State how many lines of the entries include the string "Declaration", please, leaving out everything but the number.

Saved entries
-- START --

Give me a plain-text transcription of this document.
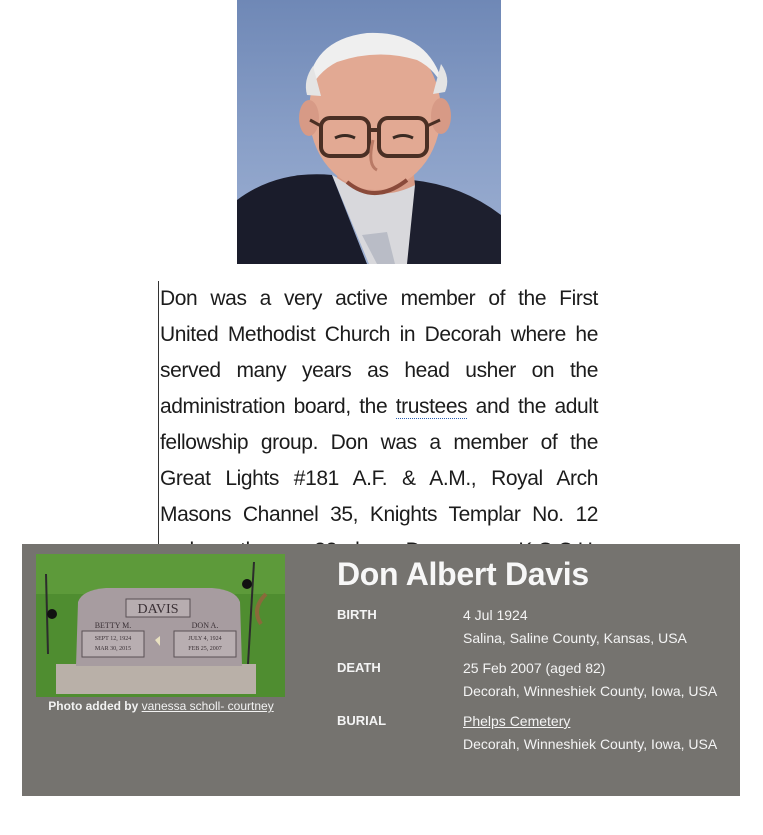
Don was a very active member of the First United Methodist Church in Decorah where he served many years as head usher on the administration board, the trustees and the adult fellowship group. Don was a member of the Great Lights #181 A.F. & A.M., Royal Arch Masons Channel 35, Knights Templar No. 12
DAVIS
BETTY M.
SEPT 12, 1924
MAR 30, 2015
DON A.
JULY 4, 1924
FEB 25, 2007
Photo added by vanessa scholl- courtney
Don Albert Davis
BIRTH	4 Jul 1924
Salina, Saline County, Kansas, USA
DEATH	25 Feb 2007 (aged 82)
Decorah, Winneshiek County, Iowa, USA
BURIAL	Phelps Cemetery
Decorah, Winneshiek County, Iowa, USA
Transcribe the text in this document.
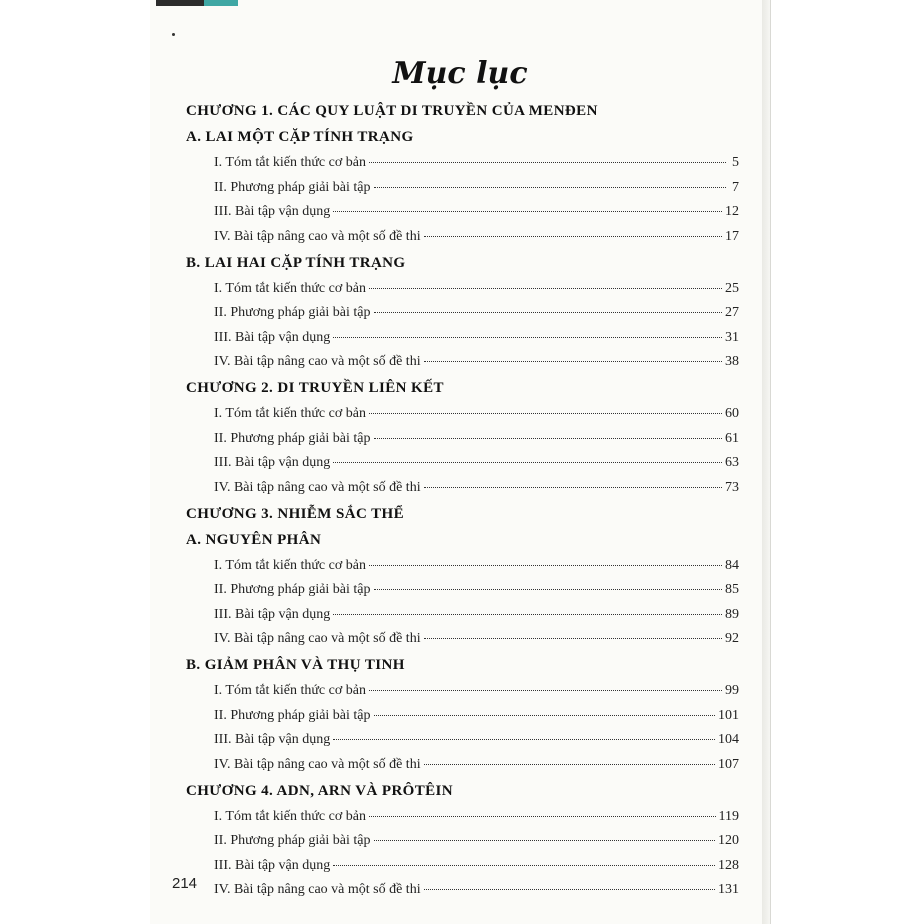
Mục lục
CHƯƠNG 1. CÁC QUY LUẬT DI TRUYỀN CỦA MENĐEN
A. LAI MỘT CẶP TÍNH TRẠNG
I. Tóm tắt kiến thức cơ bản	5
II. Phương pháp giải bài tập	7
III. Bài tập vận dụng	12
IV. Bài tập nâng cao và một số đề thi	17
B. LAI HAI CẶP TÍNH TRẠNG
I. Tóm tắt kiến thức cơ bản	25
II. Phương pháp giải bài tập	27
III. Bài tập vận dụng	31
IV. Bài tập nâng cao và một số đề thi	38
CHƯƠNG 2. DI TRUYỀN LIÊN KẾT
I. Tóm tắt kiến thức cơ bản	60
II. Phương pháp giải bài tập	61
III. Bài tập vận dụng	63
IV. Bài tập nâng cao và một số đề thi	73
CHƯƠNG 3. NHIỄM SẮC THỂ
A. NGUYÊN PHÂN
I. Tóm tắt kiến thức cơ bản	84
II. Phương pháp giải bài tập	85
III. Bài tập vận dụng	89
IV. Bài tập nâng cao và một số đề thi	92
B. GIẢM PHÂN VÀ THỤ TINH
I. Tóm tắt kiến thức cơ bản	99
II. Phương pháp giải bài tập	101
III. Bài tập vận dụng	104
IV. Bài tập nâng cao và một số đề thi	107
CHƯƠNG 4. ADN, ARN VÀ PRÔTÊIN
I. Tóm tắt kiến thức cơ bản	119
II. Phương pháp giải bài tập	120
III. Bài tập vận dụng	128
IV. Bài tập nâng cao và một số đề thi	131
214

-- END --
-- START --

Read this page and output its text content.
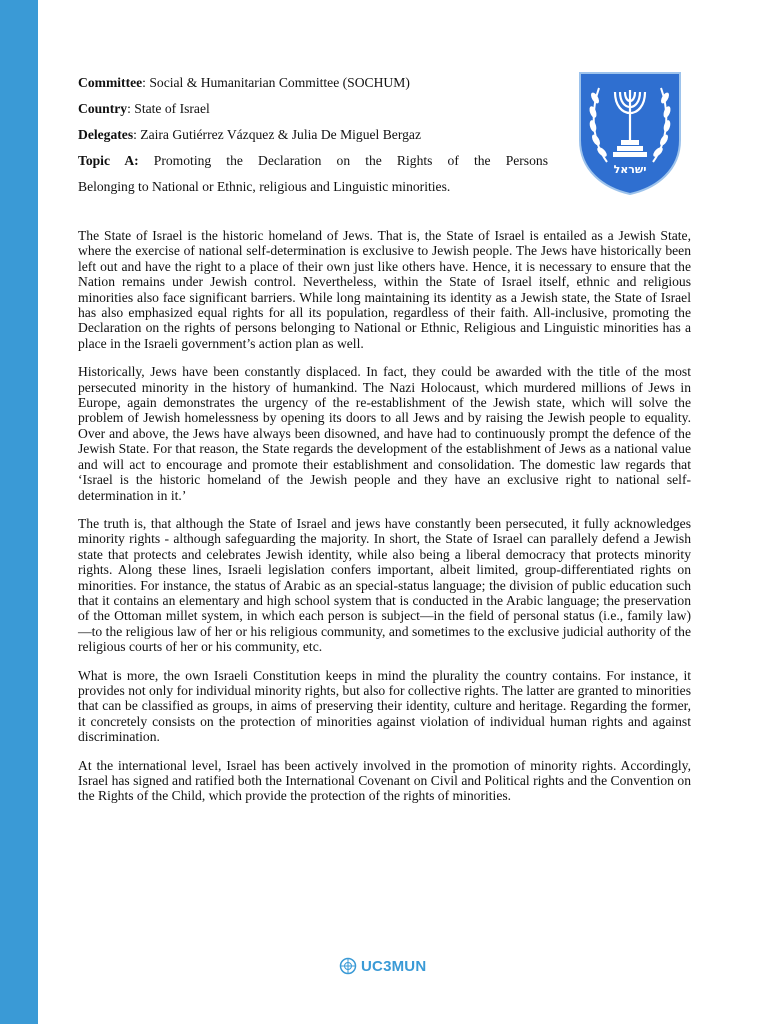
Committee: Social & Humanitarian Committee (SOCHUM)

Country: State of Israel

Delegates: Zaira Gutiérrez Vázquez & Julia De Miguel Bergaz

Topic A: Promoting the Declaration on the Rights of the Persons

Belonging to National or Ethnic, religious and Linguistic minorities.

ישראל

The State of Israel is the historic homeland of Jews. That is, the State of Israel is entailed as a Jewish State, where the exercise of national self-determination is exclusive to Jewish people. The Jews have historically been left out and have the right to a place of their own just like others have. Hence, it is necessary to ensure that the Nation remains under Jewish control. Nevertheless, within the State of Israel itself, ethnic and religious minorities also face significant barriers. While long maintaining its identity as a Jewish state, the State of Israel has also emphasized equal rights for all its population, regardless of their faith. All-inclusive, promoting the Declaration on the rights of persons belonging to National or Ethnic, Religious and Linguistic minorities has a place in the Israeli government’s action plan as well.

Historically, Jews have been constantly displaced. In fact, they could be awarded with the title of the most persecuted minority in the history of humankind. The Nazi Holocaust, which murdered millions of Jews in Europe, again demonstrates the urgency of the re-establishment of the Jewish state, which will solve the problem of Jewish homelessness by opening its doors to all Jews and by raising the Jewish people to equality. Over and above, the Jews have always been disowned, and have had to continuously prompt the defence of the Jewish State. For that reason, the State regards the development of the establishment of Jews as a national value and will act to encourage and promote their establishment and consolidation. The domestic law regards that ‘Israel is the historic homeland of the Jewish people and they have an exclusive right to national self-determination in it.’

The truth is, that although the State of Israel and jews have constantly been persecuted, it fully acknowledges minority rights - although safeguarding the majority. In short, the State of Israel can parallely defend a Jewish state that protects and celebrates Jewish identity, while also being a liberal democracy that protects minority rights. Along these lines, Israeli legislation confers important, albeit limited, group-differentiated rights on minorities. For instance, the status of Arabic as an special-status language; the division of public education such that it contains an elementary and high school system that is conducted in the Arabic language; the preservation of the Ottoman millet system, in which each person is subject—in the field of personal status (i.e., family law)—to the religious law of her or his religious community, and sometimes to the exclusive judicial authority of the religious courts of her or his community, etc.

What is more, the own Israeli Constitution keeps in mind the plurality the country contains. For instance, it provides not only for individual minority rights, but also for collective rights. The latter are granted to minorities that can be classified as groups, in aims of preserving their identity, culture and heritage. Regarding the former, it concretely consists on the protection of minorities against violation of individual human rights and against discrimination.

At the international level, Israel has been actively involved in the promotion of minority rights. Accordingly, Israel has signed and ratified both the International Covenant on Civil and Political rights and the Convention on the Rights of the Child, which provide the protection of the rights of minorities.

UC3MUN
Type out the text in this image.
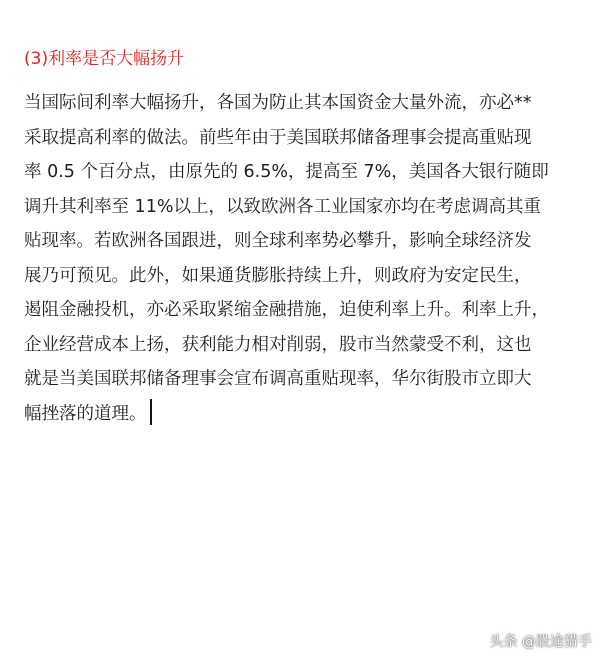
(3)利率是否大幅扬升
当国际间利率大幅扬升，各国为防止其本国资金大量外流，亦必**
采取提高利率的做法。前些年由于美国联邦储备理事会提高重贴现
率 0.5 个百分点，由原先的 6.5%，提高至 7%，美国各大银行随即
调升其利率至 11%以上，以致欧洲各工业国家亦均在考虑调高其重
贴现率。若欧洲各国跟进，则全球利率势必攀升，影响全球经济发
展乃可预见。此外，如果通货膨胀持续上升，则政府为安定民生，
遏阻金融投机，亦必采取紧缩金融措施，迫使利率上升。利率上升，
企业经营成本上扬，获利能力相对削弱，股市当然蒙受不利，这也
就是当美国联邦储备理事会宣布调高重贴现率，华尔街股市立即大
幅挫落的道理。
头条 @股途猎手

-- END --

* _The answer_
2